• **Job**
In three sentences, summarize the passage below on collaborative filtering methods.

User-based CF finds the set of users most similar to the active user, then predicts a rating for an unseen item as the similarity-weighted average of those neighbors' ratings. Formally, the predicted rating r-hat for user u and item i is:
r-hat(u, i) = mean(u) + sum over v in N(u, i) of sim(u, v) * (r(v, i) - mean(v)) / sum over v in N(u, i) of |sim(u, v)|
where N(u, i) is the neighborhood of users similar to u who have rated i, and mean(u) is u's average rating. Subtracting the mean corrects for the fact that some users habitually give higher or lower ratings than others.
User-based CF is intuitive and gives explanations like "users who rated these films the way you did also liked Item X," which is easy to display in a UI. Its weakness is computational: pairwise user similarity scales as O(m^2), and the user neighborhood drifts every time anyone rates a new item, so similarity needs frequent recomputation in production.
Item-based CF reverses the geometry. Instead of looking for similar users, the system precomputes an item-item similarity table and predicts ratings using items already seen by the user as the neighborhood. The predicted rating becomes:
r-hat(u, i) = sum over j in N(i, u) of sim(i, j) * r(u, j) / sum over j in N(i, u) of |sim(i, j)|
where N(i, u) is the set of items rated by u that are most similar to target item i. The advantages over user-based CF were quantified by Sarwar, Karypis, Konstan, and Riedl in their 2001 WWW paper. Item-item similarities change much less often than user-user similarities, since rating one new movie barely affects the similarity profile of a movie with millions of ratings. The similarity table can therefore be computed offline and reused, making the online prediction step extremely fast. Linden, Smith, and York's 2003 paper showed that item-based CF was the technology behind Amazon's iconic "Customers who bought this also bought" widget and could serve recommendations for tens of millions of users at sub-second latency.
Model-based CF learns a parametric predictive model that captures the regularities in the interaction matrix. At prediction time, the system applies the model rather than searching the raw data. Model-based methods are more robust to sparsity, generally faster at serving, and easier to combine with side information, but they require an offline training stage and the learned representations are typically less interpretable than nearest-neighbor lists.

• **Supplied material**
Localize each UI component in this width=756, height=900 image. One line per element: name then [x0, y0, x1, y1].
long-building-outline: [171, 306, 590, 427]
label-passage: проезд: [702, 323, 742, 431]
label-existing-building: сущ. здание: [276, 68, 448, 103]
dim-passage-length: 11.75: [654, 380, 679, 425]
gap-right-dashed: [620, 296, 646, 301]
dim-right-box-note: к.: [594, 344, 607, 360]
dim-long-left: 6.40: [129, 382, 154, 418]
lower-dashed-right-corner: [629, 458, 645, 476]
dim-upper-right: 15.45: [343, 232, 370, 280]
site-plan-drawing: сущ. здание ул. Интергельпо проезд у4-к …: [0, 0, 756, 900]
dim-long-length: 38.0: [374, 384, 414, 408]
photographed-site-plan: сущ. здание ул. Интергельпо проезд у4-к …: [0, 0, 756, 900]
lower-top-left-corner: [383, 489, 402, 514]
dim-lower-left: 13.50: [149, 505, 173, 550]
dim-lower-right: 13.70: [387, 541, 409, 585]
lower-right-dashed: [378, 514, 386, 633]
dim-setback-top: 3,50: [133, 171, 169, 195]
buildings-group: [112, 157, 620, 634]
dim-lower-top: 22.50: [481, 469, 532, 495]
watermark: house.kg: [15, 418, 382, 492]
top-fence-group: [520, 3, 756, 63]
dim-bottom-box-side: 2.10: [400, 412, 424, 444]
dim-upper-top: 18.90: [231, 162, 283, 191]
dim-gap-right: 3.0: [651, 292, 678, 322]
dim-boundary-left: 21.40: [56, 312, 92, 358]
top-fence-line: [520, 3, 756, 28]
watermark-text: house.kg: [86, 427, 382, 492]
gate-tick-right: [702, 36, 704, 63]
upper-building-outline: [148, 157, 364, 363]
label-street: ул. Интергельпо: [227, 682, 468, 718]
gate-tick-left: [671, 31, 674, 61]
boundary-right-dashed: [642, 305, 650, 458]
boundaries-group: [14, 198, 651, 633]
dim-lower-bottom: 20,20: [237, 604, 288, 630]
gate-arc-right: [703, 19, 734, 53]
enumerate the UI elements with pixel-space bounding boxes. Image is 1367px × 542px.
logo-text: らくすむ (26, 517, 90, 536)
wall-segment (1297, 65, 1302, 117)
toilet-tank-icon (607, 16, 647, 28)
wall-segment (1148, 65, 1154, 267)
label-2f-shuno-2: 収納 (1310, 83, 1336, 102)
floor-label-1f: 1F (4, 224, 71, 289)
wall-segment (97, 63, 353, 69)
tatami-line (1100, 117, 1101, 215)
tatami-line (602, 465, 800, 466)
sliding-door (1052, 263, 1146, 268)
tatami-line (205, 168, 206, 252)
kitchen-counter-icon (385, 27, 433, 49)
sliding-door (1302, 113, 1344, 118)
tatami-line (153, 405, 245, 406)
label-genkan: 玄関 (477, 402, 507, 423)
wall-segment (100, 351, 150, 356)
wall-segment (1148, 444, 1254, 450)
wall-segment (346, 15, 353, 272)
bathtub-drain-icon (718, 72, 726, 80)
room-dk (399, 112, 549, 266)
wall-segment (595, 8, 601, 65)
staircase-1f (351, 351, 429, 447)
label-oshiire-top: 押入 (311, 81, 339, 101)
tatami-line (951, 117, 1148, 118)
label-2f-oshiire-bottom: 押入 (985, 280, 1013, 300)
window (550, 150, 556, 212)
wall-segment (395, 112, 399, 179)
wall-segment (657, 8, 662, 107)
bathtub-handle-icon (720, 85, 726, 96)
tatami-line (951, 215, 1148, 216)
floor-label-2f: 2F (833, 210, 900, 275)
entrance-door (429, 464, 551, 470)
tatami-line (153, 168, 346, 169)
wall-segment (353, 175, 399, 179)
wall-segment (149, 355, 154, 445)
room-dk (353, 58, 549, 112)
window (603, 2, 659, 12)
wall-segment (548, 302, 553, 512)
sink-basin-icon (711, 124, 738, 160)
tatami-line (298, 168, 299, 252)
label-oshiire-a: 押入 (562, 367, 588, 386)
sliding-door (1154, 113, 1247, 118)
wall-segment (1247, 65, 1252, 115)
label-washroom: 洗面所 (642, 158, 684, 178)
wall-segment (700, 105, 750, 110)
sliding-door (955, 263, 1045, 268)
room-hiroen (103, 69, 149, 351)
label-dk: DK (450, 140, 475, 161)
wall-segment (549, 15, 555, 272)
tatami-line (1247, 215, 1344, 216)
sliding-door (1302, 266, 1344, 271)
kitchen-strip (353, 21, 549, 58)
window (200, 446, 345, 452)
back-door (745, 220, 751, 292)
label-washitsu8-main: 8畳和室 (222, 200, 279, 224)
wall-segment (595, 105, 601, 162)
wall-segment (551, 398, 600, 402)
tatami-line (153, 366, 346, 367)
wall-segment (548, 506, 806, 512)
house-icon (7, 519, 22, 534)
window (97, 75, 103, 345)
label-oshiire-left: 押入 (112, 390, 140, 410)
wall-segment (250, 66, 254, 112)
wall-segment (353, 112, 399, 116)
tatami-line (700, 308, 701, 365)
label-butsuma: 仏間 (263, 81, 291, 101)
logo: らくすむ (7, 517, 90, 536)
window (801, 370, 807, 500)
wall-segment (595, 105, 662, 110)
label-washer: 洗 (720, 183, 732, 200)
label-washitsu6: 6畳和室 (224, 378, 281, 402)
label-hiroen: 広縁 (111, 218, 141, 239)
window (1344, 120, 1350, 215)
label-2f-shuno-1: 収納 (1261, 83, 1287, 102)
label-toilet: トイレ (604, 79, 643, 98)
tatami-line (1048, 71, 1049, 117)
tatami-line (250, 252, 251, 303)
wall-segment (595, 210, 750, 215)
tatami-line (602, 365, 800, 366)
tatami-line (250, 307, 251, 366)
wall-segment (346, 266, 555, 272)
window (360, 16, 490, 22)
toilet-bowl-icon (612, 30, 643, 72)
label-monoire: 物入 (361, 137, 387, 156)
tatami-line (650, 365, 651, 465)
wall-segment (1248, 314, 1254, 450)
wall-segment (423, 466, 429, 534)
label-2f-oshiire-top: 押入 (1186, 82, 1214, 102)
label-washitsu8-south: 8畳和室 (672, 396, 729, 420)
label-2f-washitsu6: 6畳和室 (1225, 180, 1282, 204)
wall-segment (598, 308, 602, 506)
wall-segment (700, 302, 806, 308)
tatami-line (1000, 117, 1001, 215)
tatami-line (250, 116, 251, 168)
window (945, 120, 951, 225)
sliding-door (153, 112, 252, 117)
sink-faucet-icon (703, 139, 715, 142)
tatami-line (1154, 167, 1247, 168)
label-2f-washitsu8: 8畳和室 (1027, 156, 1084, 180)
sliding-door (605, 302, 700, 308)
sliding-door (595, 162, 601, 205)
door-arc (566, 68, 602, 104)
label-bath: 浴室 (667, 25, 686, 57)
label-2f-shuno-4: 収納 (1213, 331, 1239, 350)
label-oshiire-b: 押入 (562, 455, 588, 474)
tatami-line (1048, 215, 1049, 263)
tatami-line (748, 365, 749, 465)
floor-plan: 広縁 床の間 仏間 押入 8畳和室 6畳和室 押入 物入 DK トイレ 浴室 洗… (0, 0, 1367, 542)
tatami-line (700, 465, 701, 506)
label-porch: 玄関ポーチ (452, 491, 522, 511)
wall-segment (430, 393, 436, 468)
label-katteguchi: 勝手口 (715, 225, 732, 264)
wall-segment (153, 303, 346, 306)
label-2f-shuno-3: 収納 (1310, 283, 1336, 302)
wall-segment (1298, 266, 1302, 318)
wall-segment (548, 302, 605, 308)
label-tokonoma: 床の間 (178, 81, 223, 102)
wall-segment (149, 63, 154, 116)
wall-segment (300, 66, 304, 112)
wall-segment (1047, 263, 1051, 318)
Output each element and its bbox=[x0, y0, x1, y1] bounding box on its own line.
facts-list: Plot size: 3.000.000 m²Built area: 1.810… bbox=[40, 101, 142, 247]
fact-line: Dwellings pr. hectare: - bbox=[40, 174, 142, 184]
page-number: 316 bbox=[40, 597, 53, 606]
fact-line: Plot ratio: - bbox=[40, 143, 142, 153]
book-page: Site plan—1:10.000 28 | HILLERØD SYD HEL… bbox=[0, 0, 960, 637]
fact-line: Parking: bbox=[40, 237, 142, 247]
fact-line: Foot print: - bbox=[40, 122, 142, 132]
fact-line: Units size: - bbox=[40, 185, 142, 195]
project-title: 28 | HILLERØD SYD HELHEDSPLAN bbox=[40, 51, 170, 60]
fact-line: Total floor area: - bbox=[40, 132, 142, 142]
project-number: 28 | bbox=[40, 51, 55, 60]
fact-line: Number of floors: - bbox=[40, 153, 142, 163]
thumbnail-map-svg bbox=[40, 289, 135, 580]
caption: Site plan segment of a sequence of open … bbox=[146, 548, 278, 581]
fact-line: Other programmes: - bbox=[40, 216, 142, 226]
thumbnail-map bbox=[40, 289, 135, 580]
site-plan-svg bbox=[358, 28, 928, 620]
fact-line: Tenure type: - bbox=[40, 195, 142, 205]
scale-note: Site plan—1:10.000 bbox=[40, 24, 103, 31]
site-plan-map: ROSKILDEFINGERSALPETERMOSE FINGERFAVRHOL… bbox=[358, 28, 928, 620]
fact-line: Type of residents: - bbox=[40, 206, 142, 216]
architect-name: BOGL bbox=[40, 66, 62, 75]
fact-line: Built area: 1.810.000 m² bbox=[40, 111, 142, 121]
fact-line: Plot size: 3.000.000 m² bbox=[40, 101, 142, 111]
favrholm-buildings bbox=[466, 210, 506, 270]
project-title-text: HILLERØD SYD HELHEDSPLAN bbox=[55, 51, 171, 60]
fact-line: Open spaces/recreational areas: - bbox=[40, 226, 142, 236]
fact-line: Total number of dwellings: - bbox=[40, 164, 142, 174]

• **Answer to this problem**
User-based collaborative filtering predicts a user's rating for an unseen item from the similarity-weighted ratings of the most similar users, corrected for each user's average rating. It is intuitive and easy to explain, but it is computationally costly because pairwise user similarity scales as O(m^2) and must be recomputed frequently. Item-based collaborative filtering instead predicts from items the user has already rated, using an item-item similarity table that changes less often and can be computed offline for fast predictions, while model-based collaborative filtering learns a parametric model that is more robust to sparsity and faster at serving but needs offline training and is typically less interpretable.